[Extracted records]
——

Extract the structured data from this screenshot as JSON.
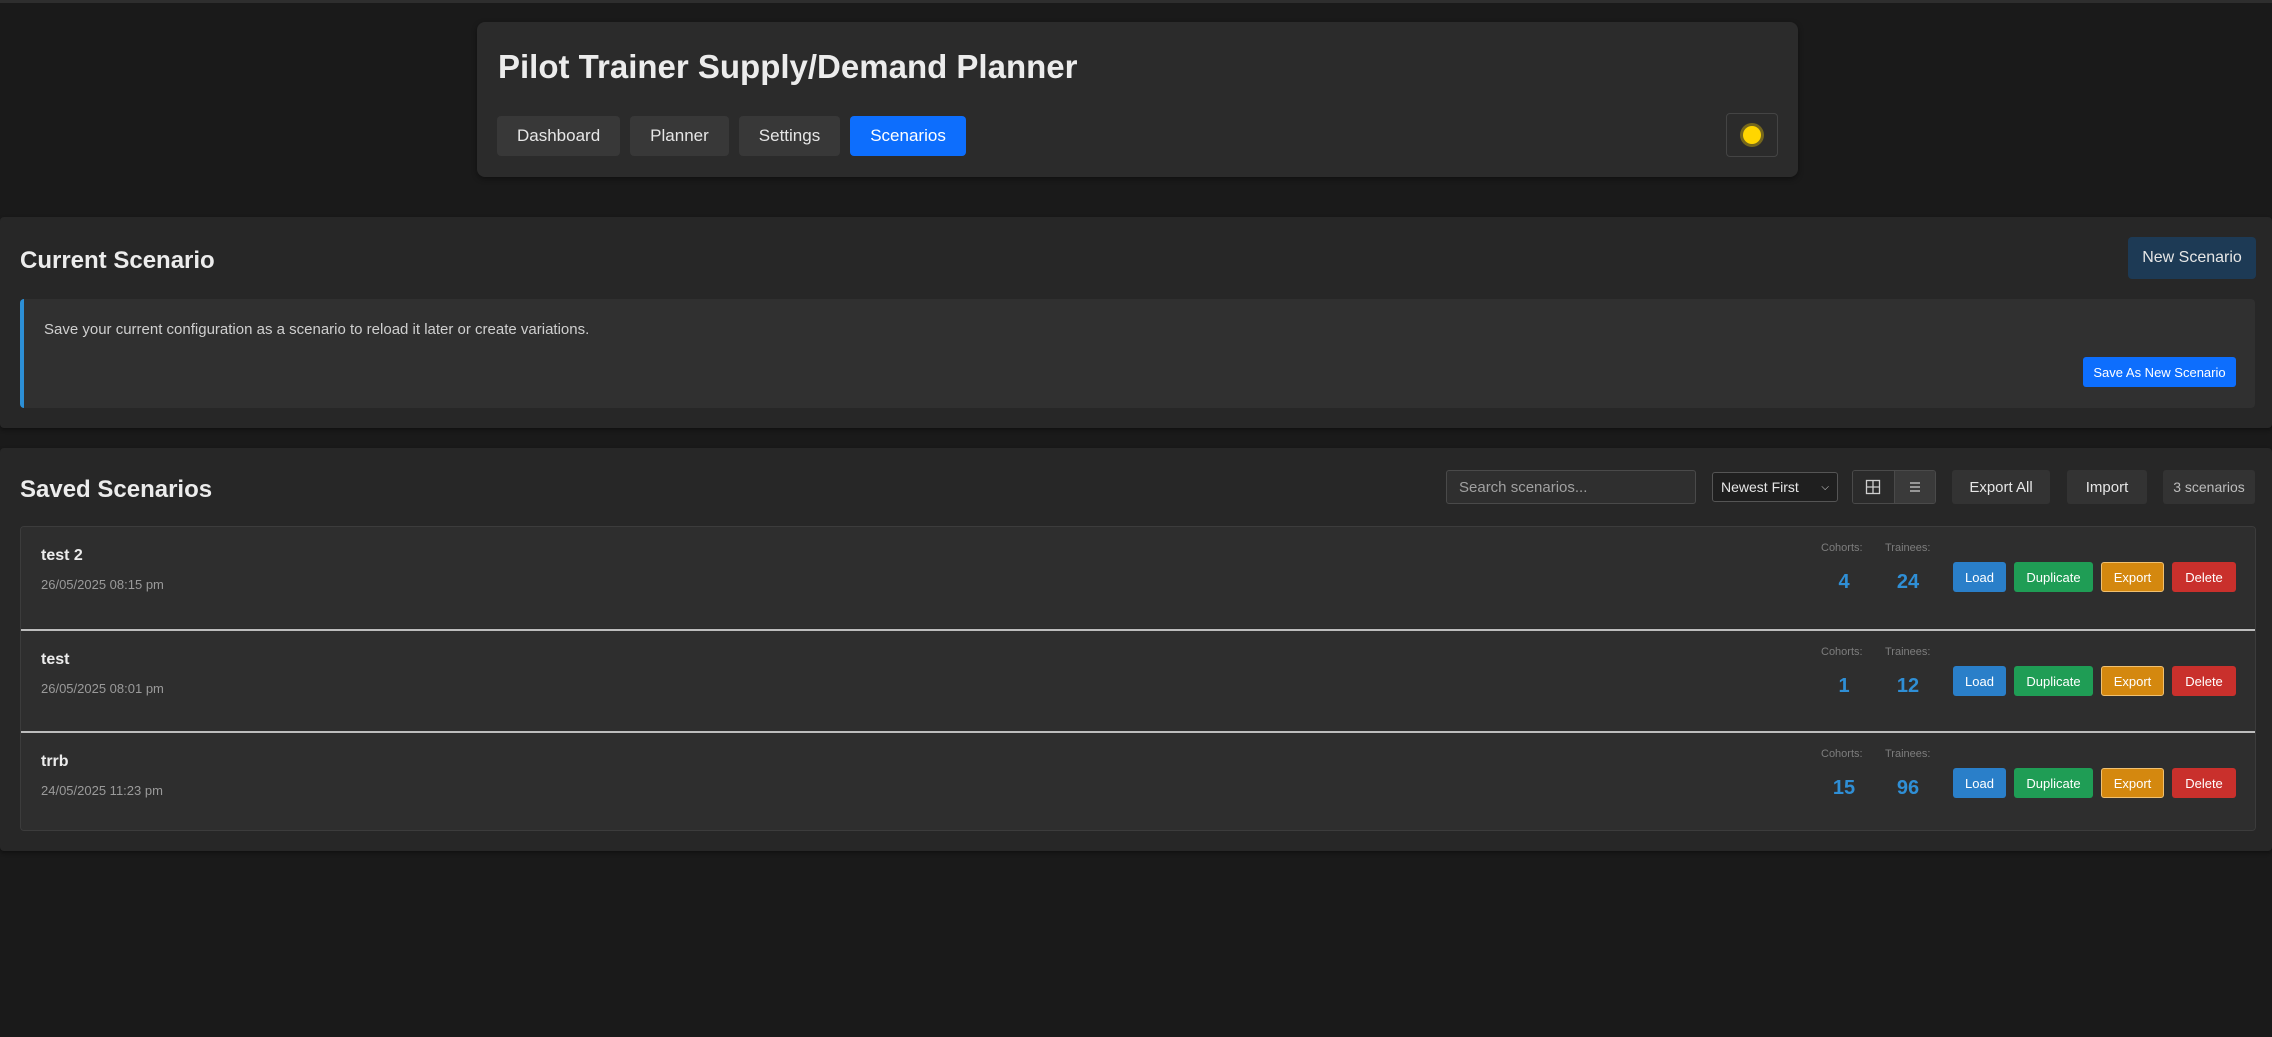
{
  "app": {
    "title": "Pilot Trainer Supply/Demand Planner"
  },
  "nav": {
    "items": [
      {
        "label": "Dashboard",
        "active": false
      },
      {
        "label": "Planner",
        "active": false
      },
      {
        "label": "Settings",
        "active": false
      },
      {
        "label": "Scenarios",
        "active": true
      }
    ],
    "theme_icon": "sun-icon"
  },
  "current": {
    "title": "Current Scenario",
    "new_button": "New Scenario",
    "info": "Save your current configuration as a scenario to reload it later or create variations.",
    "save_button": "Save As New Scenario"
  },
  "saved": {
    "title": "Saved Scenarios",
    "search_placeholder": "Search scenarios...",
    "sort_value": "Newest First",
    "export_all": "Export All",
    "import": "Import",
    "count": "3 scenarios",
    "stat_labels": {
      "cohorts": "Cohorts:",
      "trainees": "Trainees:"
    },
    "actions": {
      "load": "Load",
      "duplicate": "Duplicate",
      "export": "Export",
      "delete": "Delete"
    },
    "items": [
      {
        "name": "test 2",
        "date": "26/05/2025 08:15 pm",
        "cohorts": "4",
        "trainees": "24"
      },
      {
        "name": "test",
        "date": "26/05/2025 08:01 pm",
        "cohorts": "1",
        "trainees": "12"
      },
      {
        "name": "trrb",
        "date": "24/05/2025 11:23 pm",
        "cohorts": "15",
        "trainees": "96"
      }
    ]
  },
  "colors": {
    "accent": "#0d6efd",
    "load": "#2a7fc9",
    "duplicate": "#1f9d55",
    "export": "#d4880f",
    "delete": "#c9302c",
    "stat_value": "#2f8fd6"
  }
}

——

> _OBJECTIVE_:
Transcribe the preceding listing in its entirety and with exact wording, leaving out pictures.

> _EXERCISE OUTPUT_:
Extract the structured data from this screenshot as JSON.
{
  "app": {
    "title": "Pilot Trainer Supply/Demand Planner"
  },
  "nav": {
    "items": [
      {
        "label": "Dashboard",
        "active": false
      },
      {
        "label": "Planner",
        "active": false
      },
      {
        "label": "Settings",
        "active": false
      },
      {
        "label": "Scenarios",
        "active": true
      }
    ],
    "theme_icon": "sun-icon"
  },
  "current": {
    "title": "Current Scenario",
    "new_button": "New Scenario",
    "info": "Save your current configuration as a scenario to reload it later or create variations.",
    "save_button": "Save As New Scenario"
  },
  "saved": {
    "title": "Saved Scenarios",
    "search_placeholder": "Search scenarios...",
    "sort_value": "Newest First",
    "export_all": "Export All",
    "import": "Import",
    "count": "3 scenarios",
    "stat_labels": {
      "cohorts": "Cohorts:",
      "trainees": "Trainees:"
    },
    "actions": {
      "load": "Load",
      "duplicate": "Duplicate",
      "export": "Export",
      "delete": "Delete"
    },
    "items": [
      {
        "name": "test 2",
        "date": "26/05/2025 08:15 pm",
        "cohorts": "4",
        "trainees": "24"
      },
      {
        "name": "test",
        "date": "26/05/2025 08:01 pm",
        "cohorts": "1",
        "trainees": "12"
      },
      {
        "name": "trrb",
        "date": "24/05/2025 11:23 pm",
        "cohorts": "15",
        "trainees": "96"
      }
    ]
  },
  "colors": {
    "accent": "#0d6efd",
    "load": "#2a7fc9",
    "duplicate": "#1f9d55",
    "export": "#d4880f",
    "delete": "#c9302c",
    "stat_value": "#2f8fd6"
  }
}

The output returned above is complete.